* Exercise requirements *
Images must not appear in your copy; reproduce every other part of the records exactly.

Stored data entries
....

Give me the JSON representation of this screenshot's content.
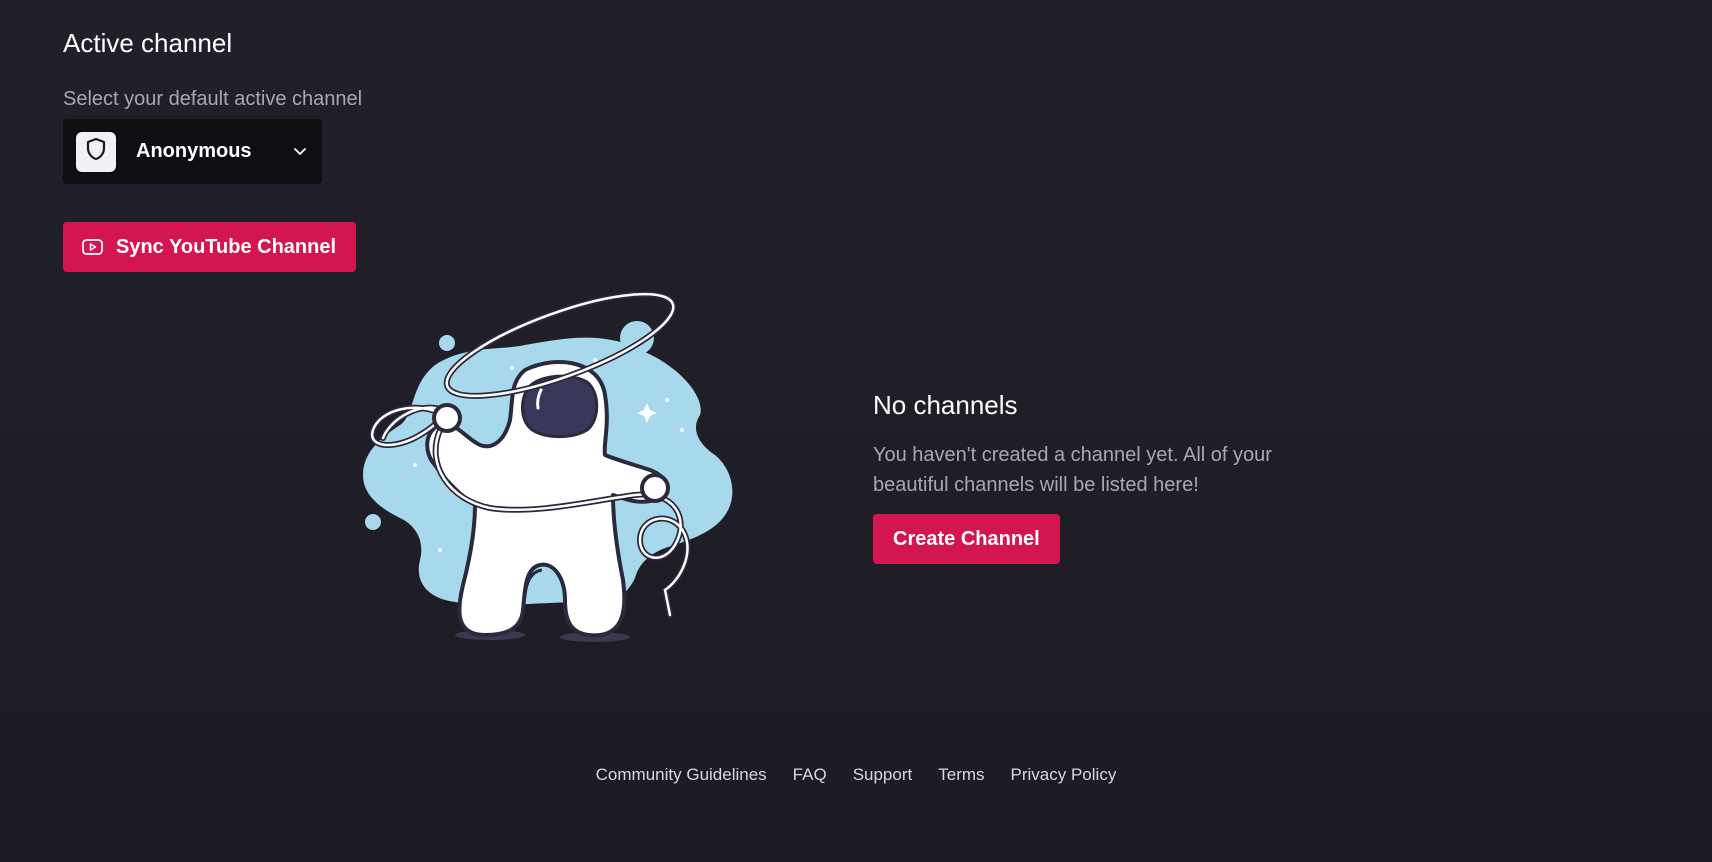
{
  "active_channel": {
    "title": "Active channel",
    "select_label": "Select your default active channel",
    "selected_channel": "Anonymous",
    "avatar_icon": "shield-icon",
    "dropdown_icon": "chevron-down-icon"
  },
  "sync_button": {
    "label": "Sync YouTube Channel",
    "icon": "youtube-icon"
  },
  "empty_state": {
    "illustration": "astronaut-with-lasso",
    "title": "No channels",
    "message": "You haven't created a channel yet. All of your beautiful channels will be listed here!",
    "create_button": "Create Channel"
  },
  "footer": {
    "links": [
      "Community Guidelines",
      "FAQ",
      "Support",
      "Terms",
      "Privacy Policy"
    ]
  },
  "colors": {
    "background": "#1f1d26",
    "accent": "#d3164f",
    "select_background": "#0f0e13",
    "muted_text": "#a9a6b3",
    "illustration_blue": "#a8d8ec"
  }
}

....

* Solution to this task *
Give me the JSON representation of this screenshot's content.
{
  "active_channel": {
    "title": "Active channel",
    "select_label": "Select your default active channel",
    "selected_channel": "Anonymous",
    "avatar_icon": "shield-icon",
    "dropdown_icon": "chevron-down-icon"
  },
  "sync_button": {
    "label": "Sync YouTube Channel",
    "icon": "youtube-icon"
  },
  "empty_state": {
    "illustration": "astronaut-with-lasso",
    "title": "No channels",
    "message": "You haven't created a channel yet. All of your beautiful channels will be listed here!",
    "create_button": "Create Channel"
  },
  "footer": {
    "links": [
      "Community Guidelines",
      "FAQ",
      "Support",
      "Terms",
      "Privacy Policy"
    ]
  },
  "colors": {
    "background": "#1f1d26",
    "accent": "#d3164f",
    "select_background": "#0f0e13",
    "muted_text": "#a9a6b3",
    "illustration_blue": "#a8d8ec"
  }
}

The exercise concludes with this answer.